How many lines in the records below contain the string "each", matching case exactly? Reply with the number alone.
>> Begin
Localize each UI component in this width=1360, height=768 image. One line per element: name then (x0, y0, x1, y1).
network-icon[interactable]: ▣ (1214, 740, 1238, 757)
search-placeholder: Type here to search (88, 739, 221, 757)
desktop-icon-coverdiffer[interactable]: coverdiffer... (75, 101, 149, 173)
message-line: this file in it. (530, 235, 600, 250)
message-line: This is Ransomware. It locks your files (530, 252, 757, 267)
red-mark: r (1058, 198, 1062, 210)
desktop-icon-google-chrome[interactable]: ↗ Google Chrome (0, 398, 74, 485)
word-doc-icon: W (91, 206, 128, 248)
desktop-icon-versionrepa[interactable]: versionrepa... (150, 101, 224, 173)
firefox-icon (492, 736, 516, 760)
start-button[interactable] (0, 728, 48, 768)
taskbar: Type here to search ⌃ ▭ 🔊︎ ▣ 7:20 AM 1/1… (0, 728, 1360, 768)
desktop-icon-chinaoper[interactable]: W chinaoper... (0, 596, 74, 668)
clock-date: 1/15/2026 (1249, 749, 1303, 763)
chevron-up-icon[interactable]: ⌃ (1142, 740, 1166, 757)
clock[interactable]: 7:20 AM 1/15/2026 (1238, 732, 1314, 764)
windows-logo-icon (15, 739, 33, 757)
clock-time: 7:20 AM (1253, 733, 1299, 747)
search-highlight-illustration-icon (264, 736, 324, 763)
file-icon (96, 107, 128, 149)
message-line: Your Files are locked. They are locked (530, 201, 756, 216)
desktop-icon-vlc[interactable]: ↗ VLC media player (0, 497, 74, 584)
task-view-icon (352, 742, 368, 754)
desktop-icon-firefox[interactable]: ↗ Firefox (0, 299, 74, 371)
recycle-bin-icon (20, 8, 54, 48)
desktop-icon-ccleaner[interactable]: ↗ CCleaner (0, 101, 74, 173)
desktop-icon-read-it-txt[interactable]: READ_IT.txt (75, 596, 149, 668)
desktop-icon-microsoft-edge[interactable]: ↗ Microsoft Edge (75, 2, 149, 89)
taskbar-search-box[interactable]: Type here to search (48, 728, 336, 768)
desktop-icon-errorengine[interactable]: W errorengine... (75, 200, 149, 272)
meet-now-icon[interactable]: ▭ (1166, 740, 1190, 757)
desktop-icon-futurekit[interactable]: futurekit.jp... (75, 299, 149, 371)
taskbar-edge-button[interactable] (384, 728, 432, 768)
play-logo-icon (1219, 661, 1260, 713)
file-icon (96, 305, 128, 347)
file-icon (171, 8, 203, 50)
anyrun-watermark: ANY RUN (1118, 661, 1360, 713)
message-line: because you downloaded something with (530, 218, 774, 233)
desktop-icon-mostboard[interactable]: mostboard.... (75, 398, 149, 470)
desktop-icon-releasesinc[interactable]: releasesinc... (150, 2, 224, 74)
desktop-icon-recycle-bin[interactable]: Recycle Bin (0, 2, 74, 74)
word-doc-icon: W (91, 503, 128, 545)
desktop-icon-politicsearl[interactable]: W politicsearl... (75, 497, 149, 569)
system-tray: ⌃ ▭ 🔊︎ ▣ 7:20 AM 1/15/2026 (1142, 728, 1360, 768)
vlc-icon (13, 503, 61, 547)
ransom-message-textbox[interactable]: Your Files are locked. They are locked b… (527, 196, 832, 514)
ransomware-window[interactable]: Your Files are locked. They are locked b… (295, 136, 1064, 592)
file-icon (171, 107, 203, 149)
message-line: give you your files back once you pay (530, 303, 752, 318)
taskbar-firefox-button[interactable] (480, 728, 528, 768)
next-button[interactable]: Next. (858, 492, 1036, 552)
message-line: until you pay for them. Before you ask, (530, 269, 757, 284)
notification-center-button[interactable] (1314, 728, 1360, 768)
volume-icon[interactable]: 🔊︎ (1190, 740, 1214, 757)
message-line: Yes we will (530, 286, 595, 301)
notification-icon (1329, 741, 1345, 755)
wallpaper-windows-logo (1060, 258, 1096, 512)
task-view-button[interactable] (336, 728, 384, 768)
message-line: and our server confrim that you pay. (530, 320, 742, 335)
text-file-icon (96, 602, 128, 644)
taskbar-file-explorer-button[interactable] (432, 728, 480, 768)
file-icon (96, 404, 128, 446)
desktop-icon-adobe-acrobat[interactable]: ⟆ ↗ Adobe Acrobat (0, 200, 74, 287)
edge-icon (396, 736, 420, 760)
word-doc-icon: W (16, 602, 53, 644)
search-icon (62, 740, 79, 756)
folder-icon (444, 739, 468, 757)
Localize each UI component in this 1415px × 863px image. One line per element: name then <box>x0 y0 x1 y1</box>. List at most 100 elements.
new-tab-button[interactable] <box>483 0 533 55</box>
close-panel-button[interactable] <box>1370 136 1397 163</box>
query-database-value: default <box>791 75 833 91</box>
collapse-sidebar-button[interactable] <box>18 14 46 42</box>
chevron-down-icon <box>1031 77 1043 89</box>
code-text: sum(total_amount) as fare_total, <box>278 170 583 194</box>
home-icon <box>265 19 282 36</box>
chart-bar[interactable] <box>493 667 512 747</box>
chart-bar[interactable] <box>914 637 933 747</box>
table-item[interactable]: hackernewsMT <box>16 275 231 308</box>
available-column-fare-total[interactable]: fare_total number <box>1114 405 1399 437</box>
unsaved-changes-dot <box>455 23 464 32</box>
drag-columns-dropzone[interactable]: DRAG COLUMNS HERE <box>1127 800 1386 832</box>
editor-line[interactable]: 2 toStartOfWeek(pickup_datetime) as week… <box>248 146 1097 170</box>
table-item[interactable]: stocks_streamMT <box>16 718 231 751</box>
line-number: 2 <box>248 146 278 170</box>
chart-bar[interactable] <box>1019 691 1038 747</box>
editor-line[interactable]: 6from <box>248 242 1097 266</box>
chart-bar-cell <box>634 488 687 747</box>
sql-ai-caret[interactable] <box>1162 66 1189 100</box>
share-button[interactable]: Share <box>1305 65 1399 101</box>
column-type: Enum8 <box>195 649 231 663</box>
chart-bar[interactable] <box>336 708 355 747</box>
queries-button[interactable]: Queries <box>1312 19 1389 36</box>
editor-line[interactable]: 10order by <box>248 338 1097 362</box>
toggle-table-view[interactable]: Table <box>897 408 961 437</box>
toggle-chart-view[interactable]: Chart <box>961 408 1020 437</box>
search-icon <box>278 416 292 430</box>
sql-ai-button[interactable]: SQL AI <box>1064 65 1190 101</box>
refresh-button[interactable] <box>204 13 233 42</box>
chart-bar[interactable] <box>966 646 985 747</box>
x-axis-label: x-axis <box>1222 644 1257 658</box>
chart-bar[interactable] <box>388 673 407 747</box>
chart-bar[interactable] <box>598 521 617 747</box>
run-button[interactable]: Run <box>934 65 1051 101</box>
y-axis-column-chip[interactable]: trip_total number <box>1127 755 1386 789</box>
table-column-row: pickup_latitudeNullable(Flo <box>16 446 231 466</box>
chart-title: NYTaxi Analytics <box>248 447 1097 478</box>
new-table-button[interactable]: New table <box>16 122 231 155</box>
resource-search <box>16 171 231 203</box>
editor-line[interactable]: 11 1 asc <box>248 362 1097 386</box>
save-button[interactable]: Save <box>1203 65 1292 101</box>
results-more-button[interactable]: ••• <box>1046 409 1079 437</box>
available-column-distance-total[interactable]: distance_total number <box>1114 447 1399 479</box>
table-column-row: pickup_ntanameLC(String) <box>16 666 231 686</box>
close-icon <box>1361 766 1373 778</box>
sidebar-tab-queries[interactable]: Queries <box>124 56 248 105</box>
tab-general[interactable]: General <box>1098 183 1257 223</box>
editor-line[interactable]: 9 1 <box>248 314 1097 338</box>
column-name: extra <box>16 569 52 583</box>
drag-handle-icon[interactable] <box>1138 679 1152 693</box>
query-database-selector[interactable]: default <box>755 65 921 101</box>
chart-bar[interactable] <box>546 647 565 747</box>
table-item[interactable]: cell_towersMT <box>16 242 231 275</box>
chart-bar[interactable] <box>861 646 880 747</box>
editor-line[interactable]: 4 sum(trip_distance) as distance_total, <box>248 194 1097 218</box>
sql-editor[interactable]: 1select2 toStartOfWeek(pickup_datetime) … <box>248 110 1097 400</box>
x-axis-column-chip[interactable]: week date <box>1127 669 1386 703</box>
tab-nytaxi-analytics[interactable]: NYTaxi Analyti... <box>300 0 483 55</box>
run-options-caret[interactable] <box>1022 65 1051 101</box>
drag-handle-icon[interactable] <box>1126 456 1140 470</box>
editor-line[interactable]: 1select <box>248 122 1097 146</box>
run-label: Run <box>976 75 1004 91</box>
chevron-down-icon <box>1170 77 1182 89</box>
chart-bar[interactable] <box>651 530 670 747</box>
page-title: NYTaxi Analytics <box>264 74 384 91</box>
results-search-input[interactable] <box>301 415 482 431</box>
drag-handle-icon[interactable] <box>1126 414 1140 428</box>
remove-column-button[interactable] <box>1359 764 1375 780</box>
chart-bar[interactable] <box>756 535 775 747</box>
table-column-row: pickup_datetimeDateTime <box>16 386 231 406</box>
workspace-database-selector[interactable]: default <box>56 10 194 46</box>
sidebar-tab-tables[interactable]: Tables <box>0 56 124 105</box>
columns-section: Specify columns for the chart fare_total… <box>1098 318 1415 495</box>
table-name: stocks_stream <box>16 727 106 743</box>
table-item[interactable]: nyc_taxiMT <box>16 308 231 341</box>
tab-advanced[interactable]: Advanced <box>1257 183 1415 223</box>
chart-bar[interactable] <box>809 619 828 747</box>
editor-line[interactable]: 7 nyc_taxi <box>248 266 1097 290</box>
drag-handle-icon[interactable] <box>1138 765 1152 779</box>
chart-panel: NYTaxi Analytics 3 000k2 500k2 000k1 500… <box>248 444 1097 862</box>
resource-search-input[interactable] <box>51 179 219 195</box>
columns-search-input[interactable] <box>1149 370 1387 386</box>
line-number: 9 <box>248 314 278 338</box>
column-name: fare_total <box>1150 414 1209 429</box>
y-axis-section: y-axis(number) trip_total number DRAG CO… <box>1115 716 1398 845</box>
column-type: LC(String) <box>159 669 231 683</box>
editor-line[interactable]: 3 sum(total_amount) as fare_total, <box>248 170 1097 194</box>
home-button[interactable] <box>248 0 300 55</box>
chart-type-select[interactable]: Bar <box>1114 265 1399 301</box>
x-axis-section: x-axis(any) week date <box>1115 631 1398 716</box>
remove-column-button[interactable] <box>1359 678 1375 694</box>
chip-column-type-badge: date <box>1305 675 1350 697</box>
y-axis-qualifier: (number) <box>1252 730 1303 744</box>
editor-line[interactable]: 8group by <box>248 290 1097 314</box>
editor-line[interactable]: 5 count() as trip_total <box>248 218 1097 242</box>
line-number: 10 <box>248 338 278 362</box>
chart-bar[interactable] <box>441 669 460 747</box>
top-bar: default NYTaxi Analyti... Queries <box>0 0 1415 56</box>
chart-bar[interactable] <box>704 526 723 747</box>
>> End
● **THE SOLUTION**: 2